Your objective:
Please retype the data in full and exactly; the pictures are not part of the copy.
— BEGIN Data for the task —
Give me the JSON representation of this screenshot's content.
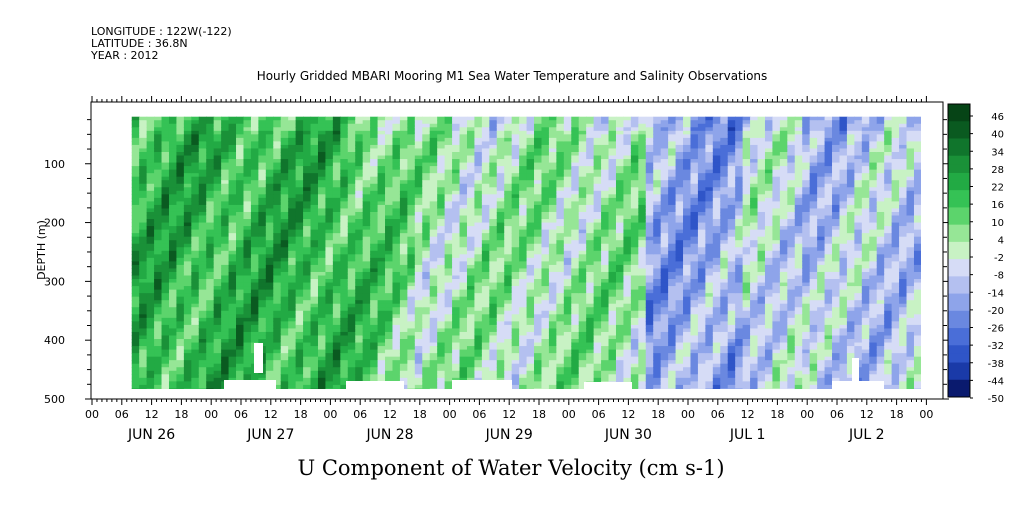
{
  "header": {
    "longitude": "LONGITUDE : 122W(-122)",
    "latitude": "LATITUDE : 36.8N",
    "year": "YEAR : 2012"
  },
  "chart_data": {
    "type": "heatmap",
    "title": "Hourly Gridded MBARI Mooring M1 Sea Water Temperature and Salinity Observations",
    "xlabel": "U Component of Water Velocity (cm s-1)",
    "ylabel": "DEPTH (m)",
    "x_hour_ticks": [
      "00",
      "06",
      "12",
      "18",
      "00",
      "06",
      "12",
      "18",
      "00",
      "06",
      "12",
      "18",
      "00",
      "06",
      "12",
      "18",
      "00",
      "06",
      "12",
      "18",
      "00",
      "06",
      "12",
      "18",
      "00",
      "06",
      "12",
      "18",
      "00"
    ],
    "x_day_labels": [
      "JUN 26",
      "JUN 27",
      "JUN 28",
      "JUN 29",
      "JUN 30",
      "JUL  1",
      "JUL  2"
    ],
    "y_ticks": [
      100,
      200,
      300,
      400,
      500
    ],
    "ylim": [
      500,
      0
    ],
    "colorbar": {
      "labels": [
        "46",
        "40",
        "34",
        "28",
        "22",
        "16",
        "10",
        "4",
        "-2",
        "-8",
        "-14",
        "-20",
        "-26",
        "-32",
        "-38",
        "-44",
        "-50"
      ],
      "range": [
        -50,
        52
      ],
      "colors": [
        "#0a1a6e",
        "#1a3aa8",
        "#2f55c8",
        "#4a6ed8",
        "#6a88e0",
        "#8ea4ea",
        "#b4c0f0",
        "#d6dcf6",
        "#c8f2c4",
        "#96e696",
        "#5cd46c",
        "#35c255",
        "#22aa44",
        "#1a9138",
        "#10752c",
        "#0a5a20",
        "#064416"
      ]
    }
  }
}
— END Data for the task —
The result:
Give me the JSON representation of this screenshot's content.
{
  "header": {
    "longitude": "LONGITUDE : 122W(-122)",
    "latitude": "LATITUDE : 36.8N",
    "year": "YEAR : 2012"
  },
  "chart_data": {
    "type": "heatmap",
    "title": "Hourly Gridded MBARI Mooring M1 Sea Water Temperature and Salinity Observations",
    "xlabel": "U Component of Water Velocity (cm s-1)",
    "ylabel": "DEPTH (m)",
    "x_hour_ticks": [
      "00",
      "06",
      "12",
      "18",
      "00",
      "06",
      "12",
      "18",
      "00",
      "06",
      "12",
      "18",
      "00",
      "06",
      "12",
      "18",
      "00",
      "06",
      "12",
      "18",
      "00",
      "06",
      "12",
      "18",
      "00",
      "06",
      "12",
      "18",
      "00"
    ],
    "x_day_labels": [
      "JUN 26",
      "JUN 27",
      "JUN 28",
      "JUN 29",
      "JUN 30",
      "JUL  1",
      "JUL  2"
    ],
    "y_ticks": [
      100,
      200,
      300,
      400,
      500
    ],
    "ylim": [
      500,
      0
    ],
    "colorbar": {
      "labels": [
        "46",
        "40",
        "34",
        "28",
        "22",
        "16",
        "10",
        "4",
        "-2",
        "-8",
        "-14",
        "-20",
        "-26",
        "-32",
        "-38",
        "-44",
        "-50"
      ],
      "range": [
        -50,
        52
      ],
      "colors": [
        "#0a1a6e",
        "#1a3aa8",
        "#2f55c8",
        "#4a6ed8",
        "#6a88e0",
        "#8ea4ea",
        "#b4c0f0",
        "#d6dcf6",
        "#c8f2c4",
        "#96e696",
        "#5cd46c",
        "#35c255",
        "#22aa44",
        "#1a9138",
        "#10752c",
        "#0a5a20",
        "#064416"
      ]
    }
  }
}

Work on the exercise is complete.